SET PROBLEM -> Your task is to quote the material that follows, in full and exactly.

Extracted data entries:
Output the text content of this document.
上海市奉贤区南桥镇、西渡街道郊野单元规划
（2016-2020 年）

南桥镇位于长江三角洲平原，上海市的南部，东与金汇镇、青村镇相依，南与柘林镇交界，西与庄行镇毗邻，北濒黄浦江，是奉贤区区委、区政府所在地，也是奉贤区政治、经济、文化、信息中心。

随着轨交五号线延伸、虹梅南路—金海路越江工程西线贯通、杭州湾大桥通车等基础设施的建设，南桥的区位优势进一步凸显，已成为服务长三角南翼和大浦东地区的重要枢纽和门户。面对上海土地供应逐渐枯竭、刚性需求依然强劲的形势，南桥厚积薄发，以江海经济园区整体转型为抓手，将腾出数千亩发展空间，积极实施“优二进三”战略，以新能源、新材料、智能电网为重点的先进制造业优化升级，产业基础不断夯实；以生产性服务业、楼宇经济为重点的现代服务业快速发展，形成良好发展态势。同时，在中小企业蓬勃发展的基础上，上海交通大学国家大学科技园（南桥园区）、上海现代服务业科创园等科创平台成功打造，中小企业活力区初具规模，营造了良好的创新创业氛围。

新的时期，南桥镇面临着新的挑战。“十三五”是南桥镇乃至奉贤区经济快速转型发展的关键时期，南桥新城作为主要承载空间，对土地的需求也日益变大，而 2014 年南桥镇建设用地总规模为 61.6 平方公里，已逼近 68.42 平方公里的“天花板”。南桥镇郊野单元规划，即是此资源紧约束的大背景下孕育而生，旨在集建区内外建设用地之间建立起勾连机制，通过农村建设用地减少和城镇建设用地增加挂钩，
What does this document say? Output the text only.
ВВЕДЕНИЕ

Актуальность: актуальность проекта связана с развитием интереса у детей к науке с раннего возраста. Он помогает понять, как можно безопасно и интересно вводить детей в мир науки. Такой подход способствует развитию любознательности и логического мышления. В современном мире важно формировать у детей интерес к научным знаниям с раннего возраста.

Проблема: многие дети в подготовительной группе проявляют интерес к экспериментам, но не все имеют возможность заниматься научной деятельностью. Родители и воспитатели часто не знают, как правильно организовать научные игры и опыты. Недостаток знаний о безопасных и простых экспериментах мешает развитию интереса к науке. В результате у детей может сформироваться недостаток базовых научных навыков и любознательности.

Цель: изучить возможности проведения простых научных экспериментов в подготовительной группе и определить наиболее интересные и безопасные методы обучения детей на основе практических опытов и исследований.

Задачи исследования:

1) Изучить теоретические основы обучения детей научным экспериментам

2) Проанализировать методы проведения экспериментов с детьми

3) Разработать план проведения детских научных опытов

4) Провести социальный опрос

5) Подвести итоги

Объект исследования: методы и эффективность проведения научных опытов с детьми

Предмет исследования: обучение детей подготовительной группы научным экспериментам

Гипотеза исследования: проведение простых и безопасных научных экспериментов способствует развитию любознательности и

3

EXERCISE SOLUTION ->
Output the text content of this document.
上海市奉贤区南桥镇、西渡街道郊野单元规划
（2016-2020 年）

南桥镇位于长江三角洲平原，上海市的南部，东与金汇镇、青村镇相依，南与柘林镇交界，西与庄行镇毗邻，北濒黄浦江，是奉贤区区委、区政府所在地，也是奉贤区政治、经济、文化、信息中心。

随着轨交五号线延伸、虹梅南路—金海路越江工程西线贯通、杭州湾大桥通车等基础设施的建设，南桥的区位优势进一步凸显，已成为服务长三角南翼和大浦东地区的重要枢纽和门户。面对上海土地供应逐渐枯竭、刚性需求依然强劲的形势，南桥厚积薄发，以江海经济园区整体转型为抓手，将腾出数千亩发展空间，积极实施“优二进三”战略，以新能源、新材料、智能电网为重点的先进制造业优化升级，产业基础不断夯实；以生产性服务业、楼宇经济为重点的现代服务业快速发展，形成良好发展态势。同时，在中小企业蓬勃发展的基础上，上海交通大学国家大学科技园（南桥园区）、上海现代服务业科创园等科创平台成功打造，中小企业活力区初具规模，营造了良好的创新创业氛围。

新的时期，南桥镇面临着新的挑战。“十三五”是南桥镇乃至奉贤区经济快速转型发展的关键时期，南桥新城作为主要承载空间，对土地的需求也日益变大，而 2014 年南桥镇建设用地总规模为 61.6 平方公里，已逼近 68.42 平方公里的“天花板”。南桥镇郊野单元规划，即是此资源紧约束的大背景下孕育而生，旨在集建区内外建设用地之间建立起勾连机制，通过农村建设用地减少和城镇建设用地增加挂钩，
What does this document say? Output the text only.
ВВЕДЕНИЕ

Актуальность: актуальность проекта связана с развитием интереса у детей к науке с раннего возраста. Он помогает понять, как можно безопасно и интересно вводить детей в мир науки. Такой подход способствует развитию любознательности и логического мышления. В современном мире важно формировать у детей интерес к научным знаниям с раннего возраста.

Проблема: многие дети в подготовительной группе проявляют интерес к экспериментам, но не все имеют возможность заниматься научной деятельностью. Родители и воспитатели часто не знают, как правильно организовать научные игры и опыты. Недостаток знаний о безопасных и простых экспериментах мешает развитию интереса к науке. В результате у детей может сформироваться недостаток базовых научных навыков и любознательности.

Цель: изучить возможности проведения простых научных экспериментов в подготовительной группе и определить наиболее интересные и безопасные методы обучения детей на основе практических опытов и исследований.

Задачи исследования:

1) Изучить теоретические основы обучения детей научным экспериментам

2) Проанализировать методы проведения экспериментов с детьми

3) Разработать план проведения детских научных опытов

4) Провести социальный опрос

5) Подвести итоги

Объект исследования: методы и эффективность проведения научных опытов с детьми

Предмет исследования: обучение детей подготовительной группы научным экспериментам

Гипотеза исследования: проведение простых и безопасных научных экспериментов способствует развитию любознательности и

3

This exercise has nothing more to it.